» **TASK INPUT**:
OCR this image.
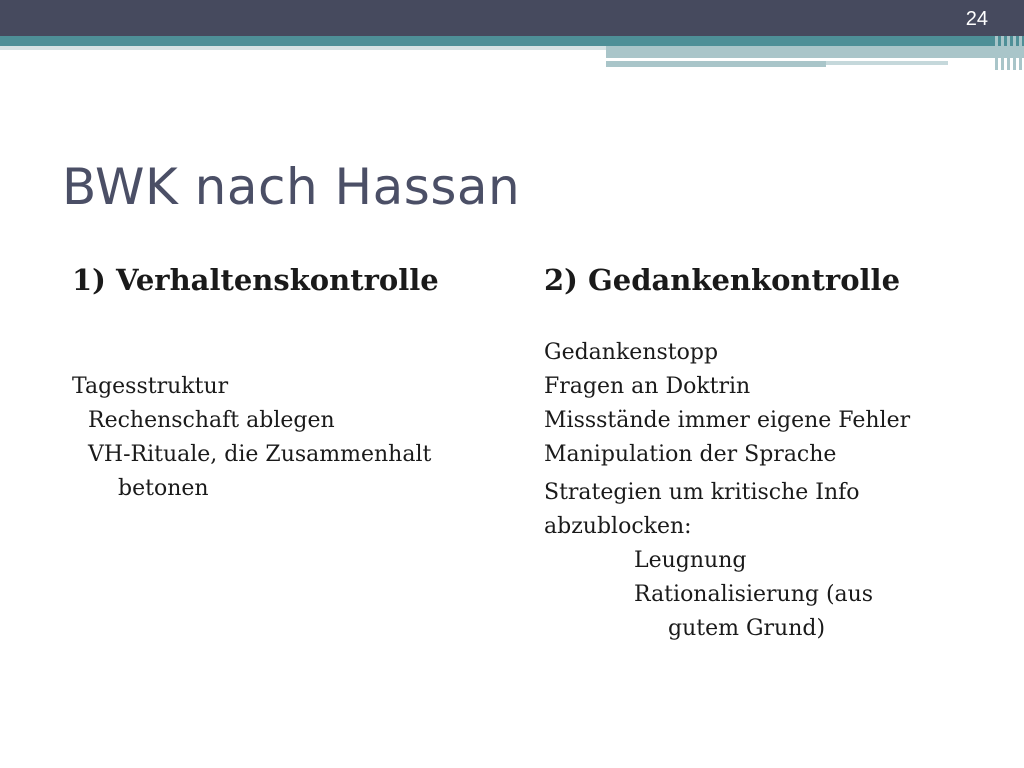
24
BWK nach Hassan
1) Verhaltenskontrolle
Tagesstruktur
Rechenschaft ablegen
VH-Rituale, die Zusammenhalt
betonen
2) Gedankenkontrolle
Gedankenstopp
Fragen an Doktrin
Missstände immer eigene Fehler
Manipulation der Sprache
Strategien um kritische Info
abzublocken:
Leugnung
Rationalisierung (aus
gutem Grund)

» **AIM**: Restate the data above exactly, stripping out each image.

» **THE RESPONSE**:
OCR this image.
24
BWK nach Hassan
1) Verhaltenskontrolle
Tagesstruktur
Rechenschaft ablegen
VH-Rituale, die Zusammenhalt
betonen
2) Gedankenkontrolle
Gedankenstopp
Fragen an Doktrin
Missstände immer eigene Fehler
Manipulation der Sprache
Strategien um kritische Info
abzublocken:
Leugnung
Rationalisierung (aus
gutem Grund)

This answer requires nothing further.